-- Reading passage --
····················
Venture investments on rise — Venture capital investments rose in the first quarter, especially into companies focused on the Internet. Here is our story in today’s Mercury News. Healthcare investments have declined from their robust pace of the past year.
What’s up at Ariba? — So directors at Sunnyvale software maker Ariba paid chief executive Robert M. Calderoni $10.4 million last year, a large part of that in stock, and representing a 75 percent increase over the previous year. That came as Ariba’s return to shareholders fell 39 percent last year, according to proxy advisory firm Institutional Shareholder Services Inc. Quick question: WHY did the directors do that?
VoIP a bubble, or just hot? — One Connect IP, which serves Internet phone service (Voice over Internet Protocol, or VoIP) to small and medium businesses in New Mexico, Idaho and Utah, has closed on nearly $5 million in debt and equity financing to acquire ZiaNet. Meanwhile, Sylantro of Silicon Valley (Campbell) has raised $11 million in a stealth round to go after similar small and medium businesses, though is not targeted regionally, according to LightReading. Thanks to LightReading, the deal isn’t so stealth anymore. Speaking of hot, anyone know what’s up with the Vonage IPO?
····················
-- Record excerpts --
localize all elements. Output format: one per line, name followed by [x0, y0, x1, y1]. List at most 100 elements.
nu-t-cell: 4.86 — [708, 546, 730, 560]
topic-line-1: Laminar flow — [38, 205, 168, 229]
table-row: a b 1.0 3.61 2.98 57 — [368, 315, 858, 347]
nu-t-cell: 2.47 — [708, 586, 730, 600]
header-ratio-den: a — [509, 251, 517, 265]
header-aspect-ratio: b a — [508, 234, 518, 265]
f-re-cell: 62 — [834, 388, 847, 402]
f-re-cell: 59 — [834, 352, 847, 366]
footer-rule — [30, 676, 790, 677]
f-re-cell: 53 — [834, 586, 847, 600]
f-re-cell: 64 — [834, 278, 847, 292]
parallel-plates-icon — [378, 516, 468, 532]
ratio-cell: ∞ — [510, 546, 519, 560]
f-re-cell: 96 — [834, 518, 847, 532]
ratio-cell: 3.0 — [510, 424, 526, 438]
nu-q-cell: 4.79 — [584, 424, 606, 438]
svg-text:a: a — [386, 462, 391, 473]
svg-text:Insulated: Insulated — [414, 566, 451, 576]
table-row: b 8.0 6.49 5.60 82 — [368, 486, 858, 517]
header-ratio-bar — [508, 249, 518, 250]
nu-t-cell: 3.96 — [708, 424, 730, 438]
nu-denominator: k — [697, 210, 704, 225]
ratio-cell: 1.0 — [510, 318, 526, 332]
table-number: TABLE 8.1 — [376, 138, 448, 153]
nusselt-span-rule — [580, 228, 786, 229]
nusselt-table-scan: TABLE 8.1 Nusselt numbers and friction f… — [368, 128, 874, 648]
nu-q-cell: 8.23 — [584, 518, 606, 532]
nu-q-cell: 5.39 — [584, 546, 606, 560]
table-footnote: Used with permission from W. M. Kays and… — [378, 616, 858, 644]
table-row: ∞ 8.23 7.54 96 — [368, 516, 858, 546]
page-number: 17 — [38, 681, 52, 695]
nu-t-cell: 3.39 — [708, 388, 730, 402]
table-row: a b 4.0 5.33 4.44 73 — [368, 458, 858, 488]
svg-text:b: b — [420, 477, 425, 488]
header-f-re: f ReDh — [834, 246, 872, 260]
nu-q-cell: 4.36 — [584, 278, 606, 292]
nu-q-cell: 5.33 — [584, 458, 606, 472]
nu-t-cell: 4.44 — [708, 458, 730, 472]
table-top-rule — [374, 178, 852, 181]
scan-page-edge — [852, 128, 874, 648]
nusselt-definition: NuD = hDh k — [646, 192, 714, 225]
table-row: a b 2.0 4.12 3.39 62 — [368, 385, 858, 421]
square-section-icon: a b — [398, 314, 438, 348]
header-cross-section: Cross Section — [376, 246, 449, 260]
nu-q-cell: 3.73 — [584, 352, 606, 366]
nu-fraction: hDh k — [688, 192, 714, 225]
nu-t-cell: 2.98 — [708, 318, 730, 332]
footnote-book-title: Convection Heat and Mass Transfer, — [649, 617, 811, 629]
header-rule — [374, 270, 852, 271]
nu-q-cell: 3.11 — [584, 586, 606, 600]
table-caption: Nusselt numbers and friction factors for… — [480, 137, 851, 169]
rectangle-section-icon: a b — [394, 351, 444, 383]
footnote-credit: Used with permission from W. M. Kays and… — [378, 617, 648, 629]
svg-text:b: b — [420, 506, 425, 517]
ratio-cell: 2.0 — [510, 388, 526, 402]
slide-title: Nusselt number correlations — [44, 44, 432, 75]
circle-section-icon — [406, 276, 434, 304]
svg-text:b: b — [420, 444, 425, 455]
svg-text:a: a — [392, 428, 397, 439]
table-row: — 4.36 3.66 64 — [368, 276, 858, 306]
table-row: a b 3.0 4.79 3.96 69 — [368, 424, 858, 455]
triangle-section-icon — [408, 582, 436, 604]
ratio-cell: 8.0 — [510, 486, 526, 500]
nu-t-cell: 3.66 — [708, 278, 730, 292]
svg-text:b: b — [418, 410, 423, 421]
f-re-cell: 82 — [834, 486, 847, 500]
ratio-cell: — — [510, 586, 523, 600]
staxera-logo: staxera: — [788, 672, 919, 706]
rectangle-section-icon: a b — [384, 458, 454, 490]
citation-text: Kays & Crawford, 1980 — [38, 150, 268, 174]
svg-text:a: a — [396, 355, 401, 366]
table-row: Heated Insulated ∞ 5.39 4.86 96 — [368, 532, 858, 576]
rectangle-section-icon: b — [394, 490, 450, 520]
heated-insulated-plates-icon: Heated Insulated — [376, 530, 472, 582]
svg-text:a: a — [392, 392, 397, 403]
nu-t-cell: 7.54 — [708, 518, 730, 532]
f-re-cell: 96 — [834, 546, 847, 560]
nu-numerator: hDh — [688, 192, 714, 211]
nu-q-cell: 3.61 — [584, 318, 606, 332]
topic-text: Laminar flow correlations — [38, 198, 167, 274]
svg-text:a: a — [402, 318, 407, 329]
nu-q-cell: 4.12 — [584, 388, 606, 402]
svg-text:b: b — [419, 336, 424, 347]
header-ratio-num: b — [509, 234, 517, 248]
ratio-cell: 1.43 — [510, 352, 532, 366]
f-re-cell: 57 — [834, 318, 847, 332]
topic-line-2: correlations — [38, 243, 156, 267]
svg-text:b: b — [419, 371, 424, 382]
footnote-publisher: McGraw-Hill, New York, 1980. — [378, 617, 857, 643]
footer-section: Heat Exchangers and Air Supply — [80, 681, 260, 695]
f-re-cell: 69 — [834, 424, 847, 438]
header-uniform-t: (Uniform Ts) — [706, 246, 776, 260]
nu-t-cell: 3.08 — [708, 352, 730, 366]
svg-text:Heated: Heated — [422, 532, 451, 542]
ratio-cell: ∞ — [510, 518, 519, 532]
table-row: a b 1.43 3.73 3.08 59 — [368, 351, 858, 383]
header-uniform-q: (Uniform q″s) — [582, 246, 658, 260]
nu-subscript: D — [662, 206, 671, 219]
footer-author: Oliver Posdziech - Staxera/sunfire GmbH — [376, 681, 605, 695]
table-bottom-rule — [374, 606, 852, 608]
····················
-- Explore the material --
1: From the tech news post, copy out the part that opens with the words containing "Venture investments on" and closes with "directors do that?".
2: According to the tech news post, which states does One Connect IP serve?
3: Keep the tech news post going from its last sentence.
The material isn't needed here.

-- Outputs by task --
1:
Venture investments on rise — Venture capital investments rose in the first quarter, especially into companies focused on the Internet. Here is our story in today’s Mercury News. Healthcare investments have declined from their robust pace of the past year.
What’s up at Ariba? — So directors at Sunnyvale software maker Ariba paid chief executive Robert M. Calderoni $10.4 million last year, a large part of that in stock, and representing a 75 percent increase over the previous year. That came as Ariba’s return to shareholders fell 39 percent last year, according to proxy advisory firm Institutional Shareholder Services Inc. Quick question: WHY did the directors do that?

2: New Mexico, Idaho and Utah.

3:
City-wide WiFi hot, getting hotter — We mentioned how MetroFi is on a roll, hooking up cities with sweeping WiFi networks. One of their partners is apparently Santa Clara’s SkyPilot Networks, which is selling much of the hardware. It plans to raise $25 million by June, according to Greg Galanos, a SkyPilot board member and managing director at Mobius Venture Capital, as cited in VentureWire (subscription required).
Using brain waves to play games — Our colleague at the Merc, Dean Takahashi, has the story about San Jose’s Neurosky, which has been testing a technology that lets gives a video game player a sensor-laden headband which monitors brain waves, and uses the signals to control interaction in video games. The company has raised seed money and is raising its first round of VC. We wrote about it before, but they didn’t seem so focused on games at the time. Not sure when they will launch, but it should be hot if they pull it off. And he mentions another company, CyberLearning in San Marcos, using NASA technology. It apparently already lets players drive at faster speeds if they concentrate on being calm. If they get nervous, it gets harder to drive the car.